Written task:
Find how many lines contain the word "this" and state that number alone.

Dataset content:
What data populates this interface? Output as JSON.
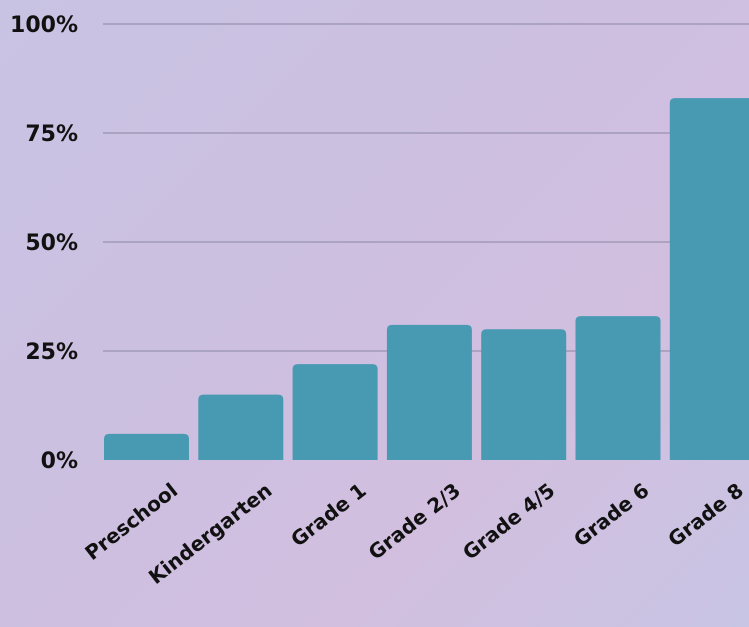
{
  "chart_data": {
    "type": "bar",
    "title": "",
    "xlabel": "",
    "ylabel": "",
    "categories": [
      "Preschool",
      "Kindergarten",
      "Grade 1",
      "Grade 2/3",
      "Grade 4/5",
      "Grade 6",
      "Grade 8"
    ],
    "values": [
      6,
      15,
      22,
      31,
      30,
      33,
      83
    ],
    "ylim": [
      0,
      100
    ],
    "yticks": [
      0,
      25,
      50,
      75,
      100
    ],
    "ytick_labels": [
      "0%",
      "25%",
      "50%",
      "75%",
      "100%"
    ],
    "grid": true,
    "bar_color": "#4899b2",
    "gridline_color": "#8a86a3"
  }
}
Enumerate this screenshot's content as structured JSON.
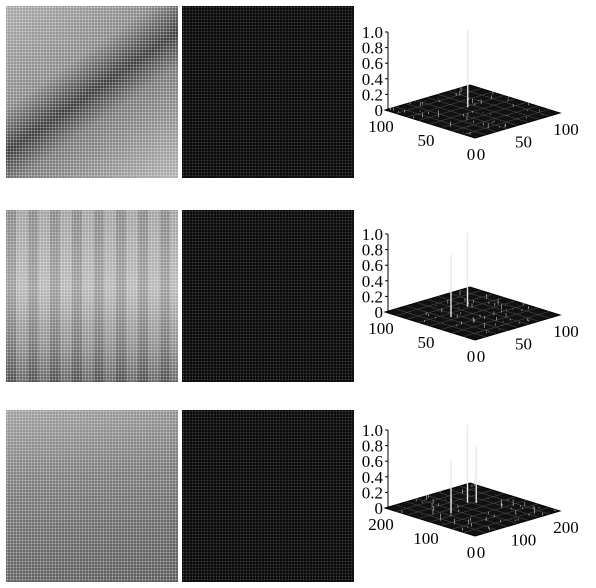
{
  "chart_data": [
    {
      "type": "surface",
      "zticks": [
        "0",
        "0.2",
        "0.4",
        "0.6",
        "0.8",
        "1.0"
      ],
      "x_ticks": [
        "0",
        "50",
        "100"
      ],
      "y_ticks": [
        "0",
        "50",
        "100"
      ],
      "xlim": [
        0,
        100
      ],
      "ylim": [
        0,
        100
      ],
      "zlim": [
        0,
        1.0
      ],
      "peaks": [
        {
          "x": 55,
          "y": 60,
          "z": 1.0
        }
      ]
    },
    {
      "type": "surface",
      "zticks": [
        "0",
        "0.2",
        "0.4",
        "0.6",
        "0.8",
        "1.0"
      ],
      "x_ticks": [
        "0",
        "50",
        "100"
      ],
      "y_ticks": [
        "0",
        "50",
        "100"
      ],
      "xlim": [
        0,
        100
      ],
      "ylim": [
        0,
        100
      ],
      "zlim": [
        0,
        1.0
      ],
      "peaks": [
        {
          "x": 30,
          "y": 55,
          "z": 0.8
        },
        {
          "x": 60,
          "y": 65,
          "z": 0.95
        }
      ]
    },
    {
      "type": "surface",
      "zticks": [
        "0",
        "0.2",
        "0.4",
        "0.6",
        "0.8",
        "1.0"
      ],
      "x_ticks": [
        "0",
        "100",
        "200"
      ],
      "y_ticks": [
        "0",
        "100",
        "200"
      ],
      "xlim": [
        0,
        200
      ],
      "ylim": [
        0,
        200
      ],
      "zlim": [
        0,
        1.0
      ],
      "peaks": [
        {
          "x": 60,
          "y": 110,
          "z": 0.68
        },
        {
          "x": 120,
          "y": 130,
          "z": 1.0
        },
        {
          "x": 130,
          "y": 120,
          "z": 0.72
        }
      ]
    }
  ]
}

The solution:
2